▶ [Stored entries]:

....

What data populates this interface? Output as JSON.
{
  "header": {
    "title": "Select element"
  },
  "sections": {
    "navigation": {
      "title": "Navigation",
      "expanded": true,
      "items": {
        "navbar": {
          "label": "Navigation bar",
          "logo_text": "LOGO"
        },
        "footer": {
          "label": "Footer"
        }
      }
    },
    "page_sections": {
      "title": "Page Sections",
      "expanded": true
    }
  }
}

....

▶ [WORK REQUIRED]: Reproduce the records in full, exactly as written.

▶ [WRITTEN RESPONSE]:
What data populates this interface? Output as JSON.
{
  "header": {
    "title": "Select element"
  },
  "sections": {
    "navigation": {
      "title": "Navigation",
      "expanded": true,
      "items": {
        "navbar": {
          "label": "Navigation bar",
          "logo_text": "LOGO"
        },
        "footer": {
          "label": "Footer"
        }
      }
    },
    "page_sections": {
      "title": "Page Sections",
      "expanded": true
    }
  }
}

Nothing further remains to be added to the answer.